Personalizing job design

Taking cues from technology providers, learning content and delivery developers, and human-centered design experts, personalization is increasingly becoming a key driver of success in improving human performance. When considering job design at the individual or small-group level, as an HR-created intervention to address flagging performance or as a retention-motivator for a critical individual contributor, for example, some emerging concepts are worth understanding.

The first is job crafting, where employees are given permission to redesign their roles to customize their duties, responsibilities, output requirements, and performance KPIs to better align with how they view their mission/purpose/value proposition relative to those of the larger organization and its customers. While management retains the right to approve/disapprove, edit, or alter the suggestions, this can provide those in highly specialized roles, approaching their retirements, dealing with significant health or family challenges, or offering unique value-added product or service development innovations, to establish a highly personalized job design. 

A broader approach to personalization at scale involves collecting aspirations and motivations, and mapping the psychological profiles of top performers and contributors across different roles to better understand and match and redesign their jobs. This could be analyzed using the WDQ and compared to the needs that come from what are known as the “Big Five Personality” dimensions or traits, widely acknowledged and accepted as differentiating human capabilities and behaviors:

  • Openness to experience (intellect/imagination): Measures curiosity, creativity, and desire for novelty. High scorers are imaginative and adventurous, while low scorers are conventional and prefer routines.
  • Conscientiousness (thoughtfulness/order): Measures organization, responsibility, and goal-directed behavior. High scorers are disciplined and organized, while low scorers are more spontaneous and careless.
  • Extraversion (sociability/energy): Measures comfort level with social interactions and energy levels. High scorers are talkative and energetic (extroverts), while low scorers are reserved and reflective (introverts).
  • Agreeableness (kindness/cooperation): Measures trust, altruism, and kindness. High scorers are empathetic and cooperative, while low scorers are competitive, cynical, or manipulative.
  • Neuroticism (emotional stability): Measures emotional resilience and reactivity to stress. High scorers often experience anxiety and moodiness, while low scorers are more stable, calm, and resilient. 

Jobs could then be designed to better leverage the strengths and capabilities, and avoid the shortcomings, of the most common mix of Big 5 characteristics among the most successful job holders in any given job or job family.

Simplified job design for teams

While some approaches might seem too complicated, time-consuming, or beyond the resources of a given HR team or organization, a simpler, more effective approach can be implemented with smaller groups by an HR Generalist or HR Manager, with little to no support from a compensation professional or team. What is critical is a) basing all activities on standardized and updated job descriptions, and b) the use of a structured and consistent approach across workers and teams.

■ ■ ■

Problem description ▸ Continue the passage on personalizing job design from the point where it stops.

■ ■ ■

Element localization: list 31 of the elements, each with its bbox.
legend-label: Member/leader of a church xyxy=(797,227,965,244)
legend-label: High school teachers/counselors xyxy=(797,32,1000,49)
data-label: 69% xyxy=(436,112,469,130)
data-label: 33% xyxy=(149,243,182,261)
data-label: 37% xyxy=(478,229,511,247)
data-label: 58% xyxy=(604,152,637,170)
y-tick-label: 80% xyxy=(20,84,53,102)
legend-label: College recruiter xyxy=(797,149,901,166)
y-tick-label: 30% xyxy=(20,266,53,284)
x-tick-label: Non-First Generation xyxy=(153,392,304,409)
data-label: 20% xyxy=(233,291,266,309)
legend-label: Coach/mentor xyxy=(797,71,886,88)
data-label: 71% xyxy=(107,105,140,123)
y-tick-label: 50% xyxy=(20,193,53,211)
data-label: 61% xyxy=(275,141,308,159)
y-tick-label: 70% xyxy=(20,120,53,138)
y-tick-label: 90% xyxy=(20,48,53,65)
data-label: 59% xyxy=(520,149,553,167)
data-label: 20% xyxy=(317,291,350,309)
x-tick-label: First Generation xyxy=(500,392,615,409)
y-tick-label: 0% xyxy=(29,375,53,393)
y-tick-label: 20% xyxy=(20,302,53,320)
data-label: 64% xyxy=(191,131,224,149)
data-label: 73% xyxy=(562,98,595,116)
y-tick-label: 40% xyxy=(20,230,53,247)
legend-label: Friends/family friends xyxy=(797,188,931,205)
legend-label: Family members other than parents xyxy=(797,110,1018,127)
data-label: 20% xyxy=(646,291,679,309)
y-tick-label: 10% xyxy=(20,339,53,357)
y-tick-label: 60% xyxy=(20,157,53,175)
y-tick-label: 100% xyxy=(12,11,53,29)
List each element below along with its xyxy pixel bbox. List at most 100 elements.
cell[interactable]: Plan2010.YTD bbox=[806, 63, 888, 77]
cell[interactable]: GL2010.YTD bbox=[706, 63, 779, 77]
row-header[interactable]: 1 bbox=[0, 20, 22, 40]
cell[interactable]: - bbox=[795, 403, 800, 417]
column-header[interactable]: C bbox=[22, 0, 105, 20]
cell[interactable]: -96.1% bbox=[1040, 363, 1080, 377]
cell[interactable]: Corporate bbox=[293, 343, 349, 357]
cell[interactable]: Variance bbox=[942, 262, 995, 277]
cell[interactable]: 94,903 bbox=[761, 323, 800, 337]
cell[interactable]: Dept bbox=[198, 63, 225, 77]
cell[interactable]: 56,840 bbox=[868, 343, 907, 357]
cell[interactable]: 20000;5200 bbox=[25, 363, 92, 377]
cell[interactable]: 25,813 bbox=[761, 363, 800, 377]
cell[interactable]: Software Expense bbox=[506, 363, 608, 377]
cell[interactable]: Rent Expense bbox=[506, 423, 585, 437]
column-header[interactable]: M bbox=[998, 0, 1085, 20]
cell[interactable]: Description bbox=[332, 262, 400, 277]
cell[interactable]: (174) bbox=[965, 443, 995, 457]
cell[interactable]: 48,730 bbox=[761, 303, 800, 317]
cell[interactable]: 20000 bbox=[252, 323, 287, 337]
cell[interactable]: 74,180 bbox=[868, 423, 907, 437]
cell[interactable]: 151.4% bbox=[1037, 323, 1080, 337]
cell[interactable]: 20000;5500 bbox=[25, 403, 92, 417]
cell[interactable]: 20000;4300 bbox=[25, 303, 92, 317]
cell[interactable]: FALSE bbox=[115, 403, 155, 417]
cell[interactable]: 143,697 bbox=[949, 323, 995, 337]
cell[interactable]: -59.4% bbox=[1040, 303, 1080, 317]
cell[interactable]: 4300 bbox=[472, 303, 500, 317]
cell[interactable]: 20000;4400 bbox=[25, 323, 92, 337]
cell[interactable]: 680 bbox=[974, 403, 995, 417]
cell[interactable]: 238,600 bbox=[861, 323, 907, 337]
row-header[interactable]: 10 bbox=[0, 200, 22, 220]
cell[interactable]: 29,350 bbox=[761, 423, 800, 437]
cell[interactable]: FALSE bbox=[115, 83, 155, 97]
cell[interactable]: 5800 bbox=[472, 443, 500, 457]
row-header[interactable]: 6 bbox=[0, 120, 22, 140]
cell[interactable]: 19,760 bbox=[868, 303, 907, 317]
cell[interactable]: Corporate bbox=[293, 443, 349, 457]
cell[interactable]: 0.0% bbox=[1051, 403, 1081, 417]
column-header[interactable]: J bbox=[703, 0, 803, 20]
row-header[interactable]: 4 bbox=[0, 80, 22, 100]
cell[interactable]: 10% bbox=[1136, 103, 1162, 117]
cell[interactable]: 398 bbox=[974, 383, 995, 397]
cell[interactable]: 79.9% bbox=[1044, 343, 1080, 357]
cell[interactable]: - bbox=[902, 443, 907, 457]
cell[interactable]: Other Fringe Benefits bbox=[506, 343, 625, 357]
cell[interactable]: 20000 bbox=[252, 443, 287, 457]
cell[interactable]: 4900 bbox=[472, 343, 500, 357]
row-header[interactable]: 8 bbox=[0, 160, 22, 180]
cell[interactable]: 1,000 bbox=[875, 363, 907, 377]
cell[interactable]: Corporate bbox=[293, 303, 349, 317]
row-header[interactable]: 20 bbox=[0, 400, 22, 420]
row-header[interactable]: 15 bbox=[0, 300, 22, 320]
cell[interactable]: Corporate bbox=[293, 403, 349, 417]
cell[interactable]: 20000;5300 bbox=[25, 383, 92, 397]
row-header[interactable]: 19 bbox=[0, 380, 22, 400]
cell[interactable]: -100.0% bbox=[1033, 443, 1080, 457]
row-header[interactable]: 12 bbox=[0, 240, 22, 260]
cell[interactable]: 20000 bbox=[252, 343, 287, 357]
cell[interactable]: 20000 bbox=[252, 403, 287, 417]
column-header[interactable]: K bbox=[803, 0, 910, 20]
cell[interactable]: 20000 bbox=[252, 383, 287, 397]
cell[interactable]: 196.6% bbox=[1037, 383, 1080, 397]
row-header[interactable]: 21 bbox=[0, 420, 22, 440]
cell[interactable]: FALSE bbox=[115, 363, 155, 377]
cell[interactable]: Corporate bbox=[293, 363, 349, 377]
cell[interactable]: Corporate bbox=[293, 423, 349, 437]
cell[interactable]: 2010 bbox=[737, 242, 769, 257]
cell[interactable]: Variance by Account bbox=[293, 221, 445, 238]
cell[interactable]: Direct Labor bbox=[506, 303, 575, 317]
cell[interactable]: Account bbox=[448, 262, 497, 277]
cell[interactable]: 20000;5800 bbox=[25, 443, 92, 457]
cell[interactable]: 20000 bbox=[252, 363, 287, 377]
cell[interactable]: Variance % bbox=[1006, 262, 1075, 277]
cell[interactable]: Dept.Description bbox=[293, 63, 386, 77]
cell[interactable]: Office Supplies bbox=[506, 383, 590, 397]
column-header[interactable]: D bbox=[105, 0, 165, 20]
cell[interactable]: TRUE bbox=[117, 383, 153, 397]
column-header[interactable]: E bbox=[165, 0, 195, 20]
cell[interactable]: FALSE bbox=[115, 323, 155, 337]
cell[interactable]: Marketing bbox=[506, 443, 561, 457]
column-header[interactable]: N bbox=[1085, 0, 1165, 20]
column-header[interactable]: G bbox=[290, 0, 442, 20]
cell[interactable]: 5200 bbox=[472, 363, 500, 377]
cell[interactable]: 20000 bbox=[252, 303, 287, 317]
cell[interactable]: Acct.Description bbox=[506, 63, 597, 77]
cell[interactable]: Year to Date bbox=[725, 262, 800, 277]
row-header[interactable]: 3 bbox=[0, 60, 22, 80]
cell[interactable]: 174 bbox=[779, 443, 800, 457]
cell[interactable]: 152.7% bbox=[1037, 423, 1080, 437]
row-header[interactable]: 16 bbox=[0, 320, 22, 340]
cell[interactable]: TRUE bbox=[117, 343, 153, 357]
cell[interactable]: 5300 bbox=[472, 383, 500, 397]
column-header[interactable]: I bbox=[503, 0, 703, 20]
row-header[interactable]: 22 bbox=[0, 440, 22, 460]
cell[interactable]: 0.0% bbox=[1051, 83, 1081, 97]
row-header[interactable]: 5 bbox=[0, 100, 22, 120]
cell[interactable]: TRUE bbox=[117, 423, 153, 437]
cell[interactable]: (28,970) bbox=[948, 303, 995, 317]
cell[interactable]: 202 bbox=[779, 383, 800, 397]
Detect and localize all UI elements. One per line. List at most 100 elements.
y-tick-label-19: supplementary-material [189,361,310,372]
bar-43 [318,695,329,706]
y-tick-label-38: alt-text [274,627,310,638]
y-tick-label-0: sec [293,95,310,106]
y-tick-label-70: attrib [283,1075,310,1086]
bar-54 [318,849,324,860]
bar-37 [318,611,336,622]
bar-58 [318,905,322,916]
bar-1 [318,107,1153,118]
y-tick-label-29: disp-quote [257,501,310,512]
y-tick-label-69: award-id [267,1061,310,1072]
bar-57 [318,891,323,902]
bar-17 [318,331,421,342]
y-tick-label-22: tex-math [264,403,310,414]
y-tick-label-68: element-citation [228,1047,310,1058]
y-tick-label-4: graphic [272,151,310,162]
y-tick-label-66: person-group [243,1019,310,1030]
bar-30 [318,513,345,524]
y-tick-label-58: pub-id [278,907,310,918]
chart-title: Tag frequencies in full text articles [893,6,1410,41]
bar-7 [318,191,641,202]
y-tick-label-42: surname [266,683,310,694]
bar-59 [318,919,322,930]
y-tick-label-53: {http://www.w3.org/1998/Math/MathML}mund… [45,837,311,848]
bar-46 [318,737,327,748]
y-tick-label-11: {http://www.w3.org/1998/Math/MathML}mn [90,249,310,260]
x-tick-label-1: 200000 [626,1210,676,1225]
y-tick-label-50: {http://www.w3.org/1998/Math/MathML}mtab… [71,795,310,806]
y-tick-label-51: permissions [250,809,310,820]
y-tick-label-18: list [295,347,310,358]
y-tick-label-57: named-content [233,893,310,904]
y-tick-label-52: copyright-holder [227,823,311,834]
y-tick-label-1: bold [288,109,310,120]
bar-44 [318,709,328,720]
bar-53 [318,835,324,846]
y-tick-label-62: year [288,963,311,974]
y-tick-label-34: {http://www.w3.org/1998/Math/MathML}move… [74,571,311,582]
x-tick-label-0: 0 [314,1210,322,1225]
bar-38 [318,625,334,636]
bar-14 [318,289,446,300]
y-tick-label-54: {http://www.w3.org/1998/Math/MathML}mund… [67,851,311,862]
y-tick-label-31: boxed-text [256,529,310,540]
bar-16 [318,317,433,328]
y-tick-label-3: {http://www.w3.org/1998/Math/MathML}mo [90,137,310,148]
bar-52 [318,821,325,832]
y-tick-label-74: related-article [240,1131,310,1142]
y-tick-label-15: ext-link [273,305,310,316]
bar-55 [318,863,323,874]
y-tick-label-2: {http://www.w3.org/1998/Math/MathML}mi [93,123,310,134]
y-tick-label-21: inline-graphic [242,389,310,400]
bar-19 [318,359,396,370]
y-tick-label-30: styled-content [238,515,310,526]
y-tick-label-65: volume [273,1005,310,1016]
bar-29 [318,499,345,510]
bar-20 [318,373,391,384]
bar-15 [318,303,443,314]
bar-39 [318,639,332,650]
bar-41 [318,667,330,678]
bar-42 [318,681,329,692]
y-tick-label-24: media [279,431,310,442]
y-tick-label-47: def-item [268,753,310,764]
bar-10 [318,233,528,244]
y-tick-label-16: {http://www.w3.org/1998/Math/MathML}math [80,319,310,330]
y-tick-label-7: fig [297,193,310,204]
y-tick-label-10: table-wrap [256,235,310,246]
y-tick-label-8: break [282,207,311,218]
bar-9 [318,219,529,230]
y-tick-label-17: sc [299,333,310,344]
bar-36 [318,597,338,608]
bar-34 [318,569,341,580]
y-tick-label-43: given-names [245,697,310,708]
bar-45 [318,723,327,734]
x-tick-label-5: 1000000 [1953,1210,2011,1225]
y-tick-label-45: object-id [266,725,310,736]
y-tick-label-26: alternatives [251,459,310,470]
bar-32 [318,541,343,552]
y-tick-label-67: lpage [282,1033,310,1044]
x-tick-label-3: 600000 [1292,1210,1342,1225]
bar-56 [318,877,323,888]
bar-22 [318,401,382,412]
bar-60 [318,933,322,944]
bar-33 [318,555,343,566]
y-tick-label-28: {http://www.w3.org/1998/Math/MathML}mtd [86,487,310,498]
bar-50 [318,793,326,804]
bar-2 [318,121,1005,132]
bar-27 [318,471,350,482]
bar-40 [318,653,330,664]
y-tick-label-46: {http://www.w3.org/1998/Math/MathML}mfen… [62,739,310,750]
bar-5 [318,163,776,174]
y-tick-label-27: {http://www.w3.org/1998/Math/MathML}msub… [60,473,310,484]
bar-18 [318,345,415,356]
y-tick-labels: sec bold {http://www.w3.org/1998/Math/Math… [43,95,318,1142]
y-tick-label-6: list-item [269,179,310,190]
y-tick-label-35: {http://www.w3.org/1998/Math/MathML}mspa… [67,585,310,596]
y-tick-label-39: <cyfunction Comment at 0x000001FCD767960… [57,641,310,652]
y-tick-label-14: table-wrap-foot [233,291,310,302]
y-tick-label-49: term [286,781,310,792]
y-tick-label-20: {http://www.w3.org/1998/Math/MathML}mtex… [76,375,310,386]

■ ■ ■

Answer to the task ▸
The process engages employees directly in understanding the current state, identifying challenges related to the most efficient, effective, and engaging performance of their jobs, and recommending how to redesign their job responsibilities and accountabilities. Group sessions can be conducted, collecting insights using the following steps and questions:

  1. Ask your employees for feedback on their job responsibilities and structure (e.g., what is working and what is getting in the way of achieving individual and team goals, quality outputs, and required timelines?).
  2. Review work process maps and task responsibilities matrices, and ask the employees how they would redesign the work and redistribute responsibilities (e.g., What added steps and capabilities would enhance our ability to add more value to the required functional, operational, business, or customer outcomes?).
  3. Bring the outputs of the employee sessions to managers and leaders and have them evaluate the ideas and get further insights into updating job requirements (e.g., What skills and proficiency levels are needed to best execute these WITH MINIMAL supervision? What level(s) of employees hold those capabilities at the minimum level?).
  4. Generate ideas around streamlining and replacing repetitive and mundane tasks through better use of technologies (e.g., Which repetitive and low-risk tasks can we automate? Outsource?).
  5. Ask how discretion and decision-making authority can be effectively shared to relieve common process bottlenecks and delays (e.g., How far down can we push responsibilities and delegate decision-making authority?).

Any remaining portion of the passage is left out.